==== Provided records

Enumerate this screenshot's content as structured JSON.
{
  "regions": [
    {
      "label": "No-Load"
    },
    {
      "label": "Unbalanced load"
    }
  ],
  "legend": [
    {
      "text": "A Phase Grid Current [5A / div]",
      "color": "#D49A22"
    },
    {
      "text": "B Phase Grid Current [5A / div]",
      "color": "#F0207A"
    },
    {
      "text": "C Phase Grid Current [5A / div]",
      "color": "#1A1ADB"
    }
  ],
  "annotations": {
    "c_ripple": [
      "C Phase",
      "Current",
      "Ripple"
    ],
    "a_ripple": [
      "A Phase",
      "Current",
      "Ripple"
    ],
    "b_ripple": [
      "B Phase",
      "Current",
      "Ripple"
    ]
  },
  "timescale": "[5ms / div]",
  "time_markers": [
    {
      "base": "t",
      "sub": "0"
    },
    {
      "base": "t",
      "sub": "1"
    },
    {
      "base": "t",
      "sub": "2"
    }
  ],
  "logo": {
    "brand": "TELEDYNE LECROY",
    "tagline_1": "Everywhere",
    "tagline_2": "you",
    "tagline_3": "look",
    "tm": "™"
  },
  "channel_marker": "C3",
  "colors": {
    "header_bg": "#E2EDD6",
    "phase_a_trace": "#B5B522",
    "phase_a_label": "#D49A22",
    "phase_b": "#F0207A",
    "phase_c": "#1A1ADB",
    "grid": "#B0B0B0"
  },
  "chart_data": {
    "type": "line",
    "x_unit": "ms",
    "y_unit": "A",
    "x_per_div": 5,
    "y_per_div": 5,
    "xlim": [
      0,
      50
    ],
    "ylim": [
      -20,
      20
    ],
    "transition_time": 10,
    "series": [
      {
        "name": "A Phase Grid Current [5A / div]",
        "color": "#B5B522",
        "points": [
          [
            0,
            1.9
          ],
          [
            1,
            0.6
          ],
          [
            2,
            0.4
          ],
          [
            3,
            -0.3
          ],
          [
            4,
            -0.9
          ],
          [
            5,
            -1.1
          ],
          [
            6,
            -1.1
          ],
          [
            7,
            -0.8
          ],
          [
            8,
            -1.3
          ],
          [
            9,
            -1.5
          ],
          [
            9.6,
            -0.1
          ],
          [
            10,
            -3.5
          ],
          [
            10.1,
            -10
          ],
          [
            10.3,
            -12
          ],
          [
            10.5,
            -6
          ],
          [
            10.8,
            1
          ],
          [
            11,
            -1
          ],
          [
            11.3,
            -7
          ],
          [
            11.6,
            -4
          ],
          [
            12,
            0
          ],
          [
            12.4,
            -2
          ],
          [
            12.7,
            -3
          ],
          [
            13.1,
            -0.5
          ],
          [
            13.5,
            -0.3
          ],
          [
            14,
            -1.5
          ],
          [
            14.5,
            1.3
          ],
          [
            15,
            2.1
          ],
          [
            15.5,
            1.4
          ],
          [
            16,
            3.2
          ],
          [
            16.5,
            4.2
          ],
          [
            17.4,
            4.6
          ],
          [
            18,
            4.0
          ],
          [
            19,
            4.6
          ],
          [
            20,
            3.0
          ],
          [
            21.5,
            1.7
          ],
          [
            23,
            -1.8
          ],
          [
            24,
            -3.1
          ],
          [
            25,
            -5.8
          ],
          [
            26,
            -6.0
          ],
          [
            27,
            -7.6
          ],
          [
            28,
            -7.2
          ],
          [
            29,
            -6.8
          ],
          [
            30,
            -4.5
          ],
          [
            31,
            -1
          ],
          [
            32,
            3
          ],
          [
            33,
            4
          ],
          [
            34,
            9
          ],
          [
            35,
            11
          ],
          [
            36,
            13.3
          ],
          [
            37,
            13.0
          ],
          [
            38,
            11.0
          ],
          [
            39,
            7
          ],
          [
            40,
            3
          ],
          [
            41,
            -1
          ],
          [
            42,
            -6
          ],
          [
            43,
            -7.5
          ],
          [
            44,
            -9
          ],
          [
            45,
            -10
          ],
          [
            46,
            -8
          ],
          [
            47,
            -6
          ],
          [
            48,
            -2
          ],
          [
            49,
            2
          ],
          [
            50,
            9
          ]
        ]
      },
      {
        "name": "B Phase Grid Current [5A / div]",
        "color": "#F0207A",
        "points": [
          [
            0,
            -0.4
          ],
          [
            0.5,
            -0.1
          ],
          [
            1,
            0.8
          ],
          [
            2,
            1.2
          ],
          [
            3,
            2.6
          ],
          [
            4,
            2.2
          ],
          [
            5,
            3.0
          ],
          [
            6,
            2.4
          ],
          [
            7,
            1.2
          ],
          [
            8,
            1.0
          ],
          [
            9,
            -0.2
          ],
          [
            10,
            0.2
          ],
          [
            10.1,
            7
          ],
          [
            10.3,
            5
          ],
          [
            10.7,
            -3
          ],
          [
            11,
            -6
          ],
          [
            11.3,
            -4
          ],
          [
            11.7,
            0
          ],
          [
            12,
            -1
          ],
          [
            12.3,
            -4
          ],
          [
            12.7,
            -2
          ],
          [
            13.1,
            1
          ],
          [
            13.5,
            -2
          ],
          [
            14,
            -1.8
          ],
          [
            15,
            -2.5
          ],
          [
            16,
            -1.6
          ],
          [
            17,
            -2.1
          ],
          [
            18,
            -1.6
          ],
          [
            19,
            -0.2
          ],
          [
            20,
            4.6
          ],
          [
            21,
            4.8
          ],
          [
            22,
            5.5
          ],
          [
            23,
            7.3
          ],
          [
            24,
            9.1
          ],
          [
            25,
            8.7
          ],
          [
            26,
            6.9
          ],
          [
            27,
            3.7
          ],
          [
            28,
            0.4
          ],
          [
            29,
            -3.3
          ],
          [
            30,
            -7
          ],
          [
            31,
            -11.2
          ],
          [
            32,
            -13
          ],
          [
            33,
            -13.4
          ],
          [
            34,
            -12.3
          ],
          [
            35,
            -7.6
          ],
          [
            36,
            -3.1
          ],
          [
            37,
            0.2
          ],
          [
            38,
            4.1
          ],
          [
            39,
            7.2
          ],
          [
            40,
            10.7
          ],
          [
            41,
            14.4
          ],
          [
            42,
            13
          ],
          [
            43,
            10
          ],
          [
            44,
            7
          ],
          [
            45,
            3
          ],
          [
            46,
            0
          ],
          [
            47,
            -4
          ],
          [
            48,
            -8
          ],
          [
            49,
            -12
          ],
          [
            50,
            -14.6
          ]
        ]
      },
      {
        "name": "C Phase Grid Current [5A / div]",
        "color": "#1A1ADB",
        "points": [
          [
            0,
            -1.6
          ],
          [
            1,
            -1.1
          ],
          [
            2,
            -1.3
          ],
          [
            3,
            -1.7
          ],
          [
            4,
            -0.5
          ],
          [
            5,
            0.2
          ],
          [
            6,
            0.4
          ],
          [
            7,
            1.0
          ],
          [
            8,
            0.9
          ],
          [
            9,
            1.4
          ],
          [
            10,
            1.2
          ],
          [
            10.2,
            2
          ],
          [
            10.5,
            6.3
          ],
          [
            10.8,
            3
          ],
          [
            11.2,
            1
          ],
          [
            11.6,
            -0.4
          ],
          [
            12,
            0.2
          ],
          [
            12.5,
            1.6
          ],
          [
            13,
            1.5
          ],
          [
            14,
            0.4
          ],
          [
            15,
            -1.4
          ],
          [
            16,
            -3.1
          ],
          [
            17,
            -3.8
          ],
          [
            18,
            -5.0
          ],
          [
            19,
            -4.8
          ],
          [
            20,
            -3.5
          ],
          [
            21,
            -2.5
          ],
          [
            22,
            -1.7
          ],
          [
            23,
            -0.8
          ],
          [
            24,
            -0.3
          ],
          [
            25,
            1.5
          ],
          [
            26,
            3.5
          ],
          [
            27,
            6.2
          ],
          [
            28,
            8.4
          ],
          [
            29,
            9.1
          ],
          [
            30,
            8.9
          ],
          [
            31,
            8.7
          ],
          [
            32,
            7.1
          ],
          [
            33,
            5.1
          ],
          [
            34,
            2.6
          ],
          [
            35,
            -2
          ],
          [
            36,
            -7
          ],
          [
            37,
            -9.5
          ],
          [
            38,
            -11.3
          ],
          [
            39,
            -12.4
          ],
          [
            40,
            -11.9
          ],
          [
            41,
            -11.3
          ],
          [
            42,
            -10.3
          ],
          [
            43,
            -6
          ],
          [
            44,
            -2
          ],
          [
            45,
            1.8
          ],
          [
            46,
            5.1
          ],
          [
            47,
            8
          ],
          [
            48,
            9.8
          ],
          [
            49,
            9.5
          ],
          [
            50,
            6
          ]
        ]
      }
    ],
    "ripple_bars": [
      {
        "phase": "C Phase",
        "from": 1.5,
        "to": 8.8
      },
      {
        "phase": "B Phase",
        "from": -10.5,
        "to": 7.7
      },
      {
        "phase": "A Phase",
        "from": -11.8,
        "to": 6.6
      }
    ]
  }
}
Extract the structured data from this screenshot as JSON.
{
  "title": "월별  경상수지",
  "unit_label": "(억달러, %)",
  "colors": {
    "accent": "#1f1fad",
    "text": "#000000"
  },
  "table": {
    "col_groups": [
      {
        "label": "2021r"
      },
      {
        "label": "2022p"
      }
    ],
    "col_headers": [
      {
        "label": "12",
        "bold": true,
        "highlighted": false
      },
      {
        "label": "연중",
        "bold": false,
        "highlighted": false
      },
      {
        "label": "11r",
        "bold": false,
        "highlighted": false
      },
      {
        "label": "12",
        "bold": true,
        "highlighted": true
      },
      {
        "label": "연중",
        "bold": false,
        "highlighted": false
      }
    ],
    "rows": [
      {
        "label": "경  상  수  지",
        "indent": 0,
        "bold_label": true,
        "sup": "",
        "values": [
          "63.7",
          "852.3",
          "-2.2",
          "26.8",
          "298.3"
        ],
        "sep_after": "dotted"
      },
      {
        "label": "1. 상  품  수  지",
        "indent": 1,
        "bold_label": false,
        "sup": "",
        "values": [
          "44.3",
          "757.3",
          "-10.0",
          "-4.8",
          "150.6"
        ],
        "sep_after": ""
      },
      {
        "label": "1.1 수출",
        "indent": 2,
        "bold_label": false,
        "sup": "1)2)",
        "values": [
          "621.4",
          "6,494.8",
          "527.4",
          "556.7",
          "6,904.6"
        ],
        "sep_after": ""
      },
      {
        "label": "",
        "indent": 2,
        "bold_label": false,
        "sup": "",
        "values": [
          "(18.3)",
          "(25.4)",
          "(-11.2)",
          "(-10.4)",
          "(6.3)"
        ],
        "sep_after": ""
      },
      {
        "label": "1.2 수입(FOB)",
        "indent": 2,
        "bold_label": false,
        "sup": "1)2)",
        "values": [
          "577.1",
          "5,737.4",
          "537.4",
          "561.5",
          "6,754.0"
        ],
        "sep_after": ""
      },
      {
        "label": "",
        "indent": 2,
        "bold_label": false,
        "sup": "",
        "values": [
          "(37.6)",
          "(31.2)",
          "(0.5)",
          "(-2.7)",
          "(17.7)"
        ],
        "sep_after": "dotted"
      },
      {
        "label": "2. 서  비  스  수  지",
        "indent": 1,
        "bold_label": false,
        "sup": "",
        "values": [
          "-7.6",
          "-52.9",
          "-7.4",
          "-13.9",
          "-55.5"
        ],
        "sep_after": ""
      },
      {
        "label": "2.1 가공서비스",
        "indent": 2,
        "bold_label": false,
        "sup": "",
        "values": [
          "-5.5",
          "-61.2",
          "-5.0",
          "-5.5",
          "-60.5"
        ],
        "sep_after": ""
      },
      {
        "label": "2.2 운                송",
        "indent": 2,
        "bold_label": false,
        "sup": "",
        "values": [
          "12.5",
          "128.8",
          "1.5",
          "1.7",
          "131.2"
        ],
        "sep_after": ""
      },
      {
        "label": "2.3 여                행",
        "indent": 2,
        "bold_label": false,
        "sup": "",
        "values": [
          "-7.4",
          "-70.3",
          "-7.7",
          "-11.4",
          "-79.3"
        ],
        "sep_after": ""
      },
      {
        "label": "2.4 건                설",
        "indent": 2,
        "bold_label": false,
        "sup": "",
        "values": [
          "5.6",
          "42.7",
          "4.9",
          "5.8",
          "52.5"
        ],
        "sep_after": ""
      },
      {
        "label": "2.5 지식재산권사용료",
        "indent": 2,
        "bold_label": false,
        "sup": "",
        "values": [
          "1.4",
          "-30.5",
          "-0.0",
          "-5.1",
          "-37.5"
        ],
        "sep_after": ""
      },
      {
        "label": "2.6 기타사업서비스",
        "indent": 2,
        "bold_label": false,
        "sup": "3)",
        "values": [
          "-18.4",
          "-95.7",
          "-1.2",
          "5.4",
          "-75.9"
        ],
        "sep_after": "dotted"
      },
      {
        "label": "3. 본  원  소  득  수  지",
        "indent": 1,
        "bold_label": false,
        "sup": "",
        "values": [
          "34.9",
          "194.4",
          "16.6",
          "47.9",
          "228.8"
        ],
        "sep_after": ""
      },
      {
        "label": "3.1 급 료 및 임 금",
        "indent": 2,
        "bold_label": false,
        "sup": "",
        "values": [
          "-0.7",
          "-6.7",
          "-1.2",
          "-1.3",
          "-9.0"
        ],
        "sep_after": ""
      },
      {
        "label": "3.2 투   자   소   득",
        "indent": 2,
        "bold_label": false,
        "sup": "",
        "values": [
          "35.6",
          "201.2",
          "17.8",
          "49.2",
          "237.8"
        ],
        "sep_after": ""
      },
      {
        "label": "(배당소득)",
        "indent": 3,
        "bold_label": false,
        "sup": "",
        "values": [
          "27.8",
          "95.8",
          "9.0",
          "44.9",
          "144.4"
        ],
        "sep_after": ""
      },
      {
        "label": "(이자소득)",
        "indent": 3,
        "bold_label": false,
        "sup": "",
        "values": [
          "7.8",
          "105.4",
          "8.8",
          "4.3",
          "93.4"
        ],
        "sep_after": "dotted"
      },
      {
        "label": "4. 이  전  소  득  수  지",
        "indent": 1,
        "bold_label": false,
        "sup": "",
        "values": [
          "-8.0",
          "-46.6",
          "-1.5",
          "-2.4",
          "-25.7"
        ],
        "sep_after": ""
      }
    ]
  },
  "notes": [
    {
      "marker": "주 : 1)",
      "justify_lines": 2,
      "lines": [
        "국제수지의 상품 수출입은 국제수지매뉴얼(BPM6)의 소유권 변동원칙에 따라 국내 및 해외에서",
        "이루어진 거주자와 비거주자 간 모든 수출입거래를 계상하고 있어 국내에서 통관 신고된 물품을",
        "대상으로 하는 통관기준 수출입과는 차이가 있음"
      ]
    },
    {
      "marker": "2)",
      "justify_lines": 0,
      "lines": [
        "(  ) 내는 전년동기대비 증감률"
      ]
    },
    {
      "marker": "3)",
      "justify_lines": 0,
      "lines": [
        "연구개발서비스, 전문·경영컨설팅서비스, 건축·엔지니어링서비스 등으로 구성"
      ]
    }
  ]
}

========

Exercise description ->
Pick out each line in the material containing "screenshot".

Problem solution ->
Enumerate this screenshot's content as structured JSON.
Extract the structured data from this screenshot as JSON.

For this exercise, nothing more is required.